Where a line holds the word "color", copy that line.

== DATA FOR THE TASK ==

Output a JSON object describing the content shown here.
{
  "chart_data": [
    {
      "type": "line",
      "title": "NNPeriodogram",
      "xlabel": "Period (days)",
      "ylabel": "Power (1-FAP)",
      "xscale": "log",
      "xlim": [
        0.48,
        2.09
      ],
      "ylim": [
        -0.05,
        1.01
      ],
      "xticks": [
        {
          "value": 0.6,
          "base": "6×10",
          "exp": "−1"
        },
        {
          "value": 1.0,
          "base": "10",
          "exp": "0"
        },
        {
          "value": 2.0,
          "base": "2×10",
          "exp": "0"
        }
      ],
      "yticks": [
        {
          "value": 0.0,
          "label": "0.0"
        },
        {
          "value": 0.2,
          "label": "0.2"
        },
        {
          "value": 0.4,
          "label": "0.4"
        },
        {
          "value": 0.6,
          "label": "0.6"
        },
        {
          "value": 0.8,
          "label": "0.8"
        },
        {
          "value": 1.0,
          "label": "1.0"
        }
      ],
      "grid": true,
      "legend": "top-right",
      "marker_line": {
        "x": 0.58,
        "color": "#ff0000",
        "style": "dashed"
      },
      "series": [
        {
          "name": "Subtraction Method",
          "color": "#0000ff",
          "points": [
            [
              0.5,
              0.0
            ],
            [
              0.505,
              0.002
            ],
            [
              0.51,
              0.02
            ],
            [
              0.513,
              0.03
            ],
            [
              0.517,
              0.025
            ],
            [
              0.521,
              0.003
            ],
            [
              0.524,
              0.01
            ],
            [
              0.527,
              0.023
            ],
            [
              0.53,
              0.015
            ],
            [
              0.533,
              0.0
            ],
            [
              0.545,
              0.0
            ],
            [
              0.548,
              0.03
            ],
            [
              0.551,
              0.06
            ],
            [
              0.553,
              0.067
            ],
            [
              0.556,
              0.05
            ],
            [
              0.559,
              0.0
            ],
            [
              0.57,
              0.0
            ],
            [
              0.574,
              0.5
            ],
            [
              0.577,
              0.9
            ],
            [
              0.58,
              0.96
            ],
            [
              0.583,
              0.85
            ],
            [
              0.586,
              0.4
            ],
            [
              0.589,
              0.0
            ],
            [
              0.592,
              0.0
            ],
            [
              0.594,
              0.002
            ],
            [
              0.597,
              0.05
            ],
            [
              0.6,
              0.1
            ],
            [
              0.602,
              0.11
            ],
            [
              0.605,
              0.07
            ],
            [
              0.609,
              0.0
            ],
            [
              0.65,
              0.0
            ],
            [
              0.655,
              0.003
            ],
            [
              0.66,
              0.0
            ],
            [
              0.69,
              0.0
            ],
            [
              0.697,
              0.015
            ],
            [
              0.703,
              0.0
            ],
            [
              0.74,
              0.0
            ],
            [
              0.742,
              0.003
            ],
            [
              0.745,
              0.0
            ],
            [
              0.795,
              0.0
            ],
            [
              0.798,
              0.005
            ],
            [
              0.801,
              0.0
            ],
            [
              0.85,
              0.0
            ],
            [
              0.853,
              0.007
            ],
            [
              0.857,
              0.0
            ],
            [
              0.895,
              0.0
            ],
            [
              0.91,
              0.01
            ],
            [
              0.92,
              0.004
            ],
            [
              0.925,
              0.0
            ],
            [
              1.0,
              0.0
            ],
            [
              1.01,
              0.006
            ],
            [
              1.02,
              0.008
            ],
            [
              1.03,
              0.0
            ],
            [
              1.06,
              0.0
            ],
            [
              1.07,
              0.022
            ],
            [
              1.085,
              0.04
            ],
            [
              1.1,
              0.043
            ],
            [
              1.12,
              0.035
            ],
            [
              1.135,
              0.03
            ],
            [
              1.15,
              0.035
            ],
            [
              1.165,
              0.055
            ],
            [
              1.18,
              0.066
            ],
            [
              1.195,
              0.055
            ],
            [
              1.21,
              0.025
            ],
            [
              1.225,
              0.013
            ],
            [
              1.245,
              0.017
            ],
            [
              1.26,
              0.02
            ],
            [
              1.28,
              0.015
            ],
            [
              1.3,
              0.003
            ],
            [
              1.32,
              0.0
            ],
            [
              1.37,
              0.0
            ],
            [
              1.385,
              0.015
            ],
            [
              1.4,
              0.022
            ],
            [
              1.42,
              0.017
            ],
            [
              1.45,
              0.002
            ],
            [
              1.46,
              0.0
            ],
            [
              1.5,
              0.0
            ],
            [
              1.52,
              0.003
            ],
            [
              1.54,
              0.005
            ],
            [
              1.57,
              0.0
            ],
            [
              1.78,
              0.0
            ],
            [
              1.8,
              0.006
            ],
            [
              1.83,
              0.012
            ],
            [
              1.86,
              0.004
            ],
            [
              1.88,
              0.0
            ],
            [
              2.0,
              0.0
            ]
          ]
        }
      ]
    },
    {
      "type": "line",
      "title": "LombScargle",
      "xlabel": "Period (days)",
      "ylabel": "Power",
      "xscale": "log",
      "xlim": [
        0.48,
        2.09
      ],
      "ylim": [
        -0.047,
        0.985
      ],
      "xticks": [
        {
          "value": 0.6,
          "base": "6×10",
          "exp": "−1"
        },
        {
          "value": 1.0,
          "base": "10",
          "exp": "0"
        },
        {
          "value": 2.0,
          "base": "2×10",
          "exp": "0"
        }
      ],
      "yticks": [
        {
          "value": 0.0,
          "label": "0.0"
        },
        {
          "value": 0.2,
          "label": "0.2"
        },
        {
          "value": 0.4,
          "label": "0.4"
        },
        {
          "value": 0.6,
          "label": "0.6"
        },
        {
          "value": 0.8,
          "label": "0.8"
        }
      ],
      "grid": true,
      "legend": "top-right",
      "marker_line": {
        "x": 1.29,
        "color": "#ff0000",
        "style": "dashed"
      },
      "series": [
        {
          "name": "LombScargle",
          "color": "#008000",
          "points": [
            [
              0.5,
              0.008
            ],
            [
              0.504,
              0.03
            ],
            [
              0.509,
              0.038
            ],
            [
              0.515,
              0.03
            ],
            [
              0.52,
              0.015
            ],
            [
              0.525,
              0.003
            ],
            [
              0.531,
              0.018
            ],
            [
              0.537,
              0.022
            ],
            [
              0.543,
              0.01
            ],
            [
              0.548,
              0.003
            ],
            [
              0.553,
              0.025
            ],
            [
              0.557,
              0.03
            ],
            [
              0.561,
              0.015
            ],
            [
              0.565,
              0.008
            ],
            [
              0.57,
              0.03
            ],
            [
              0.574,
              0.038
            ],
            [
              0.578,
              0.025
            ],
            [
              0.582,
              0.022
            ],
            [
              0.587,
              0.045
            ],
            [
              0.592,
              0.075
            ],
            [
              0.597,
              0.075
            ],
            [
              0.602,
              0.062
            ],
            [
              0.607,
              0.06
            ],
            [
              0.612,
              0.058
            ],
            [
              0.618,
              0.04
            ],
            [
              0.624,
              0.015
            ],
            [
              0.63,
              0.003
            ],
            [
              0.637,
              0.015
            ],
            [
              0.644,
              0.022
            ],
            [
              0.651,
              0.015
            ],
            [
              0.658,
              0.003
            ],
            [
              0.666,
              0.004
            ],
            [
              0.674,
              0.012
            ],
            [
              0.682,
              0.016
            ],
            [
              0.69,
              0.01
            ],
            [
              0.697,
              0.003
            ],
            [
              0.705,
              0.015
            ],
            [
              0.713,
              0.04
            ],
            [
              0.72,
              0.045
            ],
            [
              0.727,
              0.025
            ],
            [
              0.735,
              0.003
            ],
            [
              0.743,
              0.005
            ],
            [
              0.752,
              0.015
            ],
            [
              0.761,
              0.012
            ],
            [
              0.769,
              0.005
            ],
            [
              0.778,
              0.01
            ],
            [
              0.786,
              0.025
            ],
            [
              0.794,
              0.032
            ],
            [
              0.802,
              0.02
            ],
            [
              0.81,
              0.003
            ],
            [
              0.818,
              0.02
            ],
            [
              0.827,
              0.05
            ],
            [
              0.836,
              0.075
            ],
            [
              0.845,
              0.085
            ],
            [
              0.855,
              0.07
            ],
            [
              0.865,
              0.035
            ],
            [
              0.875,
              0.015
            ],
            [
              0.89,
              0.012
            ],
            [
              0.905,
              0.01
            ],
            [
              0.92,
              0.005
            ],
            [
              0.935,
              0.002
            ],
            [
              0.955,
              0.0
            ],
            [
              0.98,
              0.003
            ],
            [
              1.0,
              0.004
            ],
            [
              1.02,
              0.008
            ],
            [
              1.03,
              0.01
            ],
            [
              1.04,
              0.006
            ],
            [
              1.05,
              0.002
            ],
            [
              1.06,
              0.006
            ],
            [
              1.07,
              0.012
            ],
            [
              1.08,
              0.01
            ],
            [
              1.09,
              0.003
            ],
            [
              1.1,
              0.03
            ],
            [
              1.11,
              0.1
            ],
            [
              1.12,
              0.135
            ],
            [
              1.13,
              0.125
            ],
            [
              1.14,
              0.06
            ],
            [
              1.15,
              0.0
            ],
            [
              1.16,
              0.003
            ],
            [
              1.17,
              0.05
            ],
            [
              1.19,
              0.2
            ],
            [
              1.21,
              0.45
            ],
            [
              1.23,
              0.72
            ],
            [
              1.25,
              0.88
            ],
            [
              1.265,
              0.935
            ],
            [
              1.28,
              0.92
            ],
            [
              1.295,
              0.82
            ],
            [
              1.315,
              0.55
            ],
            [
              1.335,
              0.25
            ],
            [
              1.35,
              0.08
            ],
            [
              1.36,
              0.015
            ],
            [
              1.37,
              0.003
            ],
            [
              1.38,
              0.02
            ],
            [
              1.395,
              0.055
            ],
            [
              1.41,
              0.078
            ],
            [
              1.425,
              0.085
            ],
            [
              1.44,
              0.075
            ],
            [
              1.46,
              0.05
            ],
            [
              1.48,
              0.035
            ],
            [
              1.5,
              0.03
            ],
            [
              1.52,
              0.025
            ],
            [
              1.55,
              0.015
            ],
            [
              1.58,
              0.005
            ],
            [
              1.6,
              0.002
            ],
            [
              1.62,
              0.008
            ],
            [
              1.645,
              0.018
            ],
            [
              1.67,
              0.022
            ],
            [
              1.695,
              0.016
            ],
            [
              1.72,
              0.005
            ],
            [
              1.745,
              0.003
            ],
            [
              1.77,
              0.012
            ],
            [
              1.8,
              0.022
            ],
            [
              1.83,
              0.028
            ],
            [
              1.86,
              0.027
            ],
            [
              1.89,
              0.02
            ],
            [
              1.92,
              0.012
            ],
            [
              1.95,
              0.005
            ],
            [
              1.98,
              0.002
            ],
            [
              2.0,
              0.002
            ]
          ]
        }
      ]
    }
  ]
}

===

_FINAL RESULT_:
        "color": "#ff0000",
          "color": "#0000ff",
        "color": "#ff0000",
          "color": "#008000",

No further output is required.